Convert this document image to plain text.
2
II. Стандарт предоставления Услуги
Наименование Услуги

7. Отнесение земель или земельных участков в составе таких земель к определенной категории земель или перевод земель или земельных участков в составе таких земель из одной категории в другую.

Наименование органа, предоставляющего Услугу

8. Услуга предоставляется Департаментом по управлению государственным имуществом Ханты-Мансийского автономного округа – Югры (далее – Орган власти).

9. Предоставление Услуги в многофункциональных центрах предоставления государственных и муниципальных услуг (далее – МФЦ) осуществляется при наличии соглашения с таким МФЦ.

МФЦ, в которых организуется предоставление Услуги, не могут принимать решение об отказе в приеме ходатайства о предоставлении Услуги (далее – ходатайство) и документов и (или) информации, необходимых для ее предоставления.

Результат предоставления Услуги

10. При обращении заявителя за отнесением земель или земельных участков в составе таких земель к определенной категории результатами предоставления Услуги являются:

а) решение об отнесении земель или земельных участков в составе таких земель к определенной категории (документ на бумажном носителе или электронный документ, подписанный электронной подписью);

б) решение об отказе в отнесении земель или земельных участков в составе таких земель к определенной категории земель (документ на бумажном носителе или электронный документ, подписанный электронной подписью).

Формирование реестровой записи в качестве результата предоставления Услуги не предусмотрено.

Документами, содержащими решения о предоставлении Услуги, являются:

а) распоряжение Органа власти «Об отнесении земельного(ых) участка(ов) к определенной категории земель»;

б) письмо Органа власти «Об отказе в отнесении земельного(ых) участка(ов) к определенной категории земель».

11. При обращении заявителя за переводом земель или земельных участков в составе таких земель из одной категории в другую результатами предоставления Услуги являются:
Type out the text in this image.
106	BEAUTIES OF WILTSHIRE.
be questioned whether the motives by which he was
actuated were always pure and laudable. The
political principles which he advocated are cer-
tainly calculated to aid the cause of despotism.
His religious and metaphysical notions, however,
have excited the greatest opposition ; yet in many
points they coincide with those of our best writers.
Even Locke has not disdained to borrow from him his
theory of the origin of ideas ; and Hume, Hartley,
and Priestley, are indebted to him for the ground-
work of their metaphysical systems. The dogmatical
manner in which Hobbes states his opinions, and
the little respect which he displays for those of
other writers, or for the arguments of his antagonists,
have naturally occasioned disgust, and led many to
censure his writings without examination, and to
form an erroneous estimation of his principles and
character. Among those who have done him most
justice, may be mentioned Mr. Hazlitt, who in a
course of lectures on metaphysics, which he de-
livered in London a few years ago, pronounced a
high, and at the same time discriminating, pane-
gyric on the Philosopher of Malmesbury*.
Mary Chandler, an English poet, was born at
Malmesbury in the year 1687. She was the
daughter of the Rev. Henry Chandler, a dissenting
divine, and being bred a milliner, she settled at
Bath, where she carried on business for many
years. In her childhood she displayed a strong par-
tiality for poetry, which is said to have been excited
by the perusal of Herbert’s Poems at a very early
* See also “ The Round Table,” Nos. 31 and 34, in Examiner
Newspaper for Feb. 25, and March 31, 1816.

::::

### YOUR TASK:
Reproduce the entire listing word for word.

### CORRECT RESULT:
Convert this document image to plain text.
2
II. Стандарт предоставления Услуги
Наименование Услуги

7. Отнесение земель или земельных участков в составе таких земель к определенной категории земель или перевод земель или земельных участков в составе таких земель из одной категории в другую.

Наименование органа, предоставляющего Услугу

8. Услуга предоставляется Департаментом по управлению государственным имуществом Ханты-Мансийского автономного округа – Югры (далее – Орган власти).

9. Предоставление Услуги в многофункциональных центрах предоставления государственных и муниципальных услуг (далее – МФЦ) осуществляется при наличии соглашения с таким МФЦ.

МФЦ, в которых организуется предоставление Услуги, не могут принимать решение об отказе в приеме ходатайства о предоставлении Услуги (далее – ходатайство) и документов и (или) информации, необходимых для ее предоставления.

Результат предоставления Услуги

10. При обращении заявителя за отнесением земель или земельных участков в составе таких земель к определенной категории результатами предоставления Услуги являются:

а) решение об отнесении земель или земельных участков в составе таких земель к определенной категории (документ на бумажном носителе или электронный документ, подписанный электронной подписью);

б) решение об отказе в отнесении земель или земельных участков в составе таких земель к определенной категории земель (документ на бумажном носителе или электронный документ, подписанный электронной подписью).

Формирование реестровой записи в качестве результата предоставления Услуги не предусмотрено.

Документами, содержащими решения о предоставлении Услуги, являются:

а) распоряжение Органа власти «Об отнесении земельного(ых) участка(ов) к определенной категории земель»;

б) письмо Органа власти «Об отказе в отнесении земельного(ых) участка(ов) к определенной категории земель».

11. При обращении заявителя за переводом земель или земельных участков в составе таких земель из одной категории в другую результатами предоставления Услуги являются:
Type out the text in this image.
106	BEAUTIES OF WILTSHIRE.
be questioned whether the motives by which he was
actuated were always pure and laudable. The
political principles which he advocated are cer-
tainly calculated to aid the cause of despotism.
His religious and metaphysical notions, however,
have excited the greatest opposition ; yet in many
points they coincide with those of our best writers.
Even Locke has not disdained to borrow from him his
theory of the origin of ideas ; and Hume, Hartley,
and Priestley, are indebted to him for the ground-
work of their metaphysical systems. The dogmatical
manner in which Hobbes states his opinions, and
the little respect which he displays for those of
other writers, or for the arguments of his antagonists,
have naturally occasioned disgust, and led many to
censure his writings without examination, and to
form an erroneous estimation of his principles and
character. Among those who have done him most
justice, may be mentioned Mr. Hazlitt, who in a
course of lectures on metaphysics, which he de-
livered in London a few years ago, pronounced a
high, and at the same time discriminating, pane-
gyric on the Philosopher of Malmesbury*.
Mary Chandler, an English poet, was born at
Malmesbury in the year 1687. She was the
daughter of the Rev. Henry Chandler, a dissenting
divine, and being bred a milliner, she settled at
Bath, where she carried on business for many
years. In her childhood she displayed a strong par-
tiality for poetry, which is said to have been excited
by the perusal of Herbert’s Poems at a very early
* See also “ The Round Table,” Nos. 31 and 34, in Examiner
Newspaper for Feb. 25, and March 31, 1816.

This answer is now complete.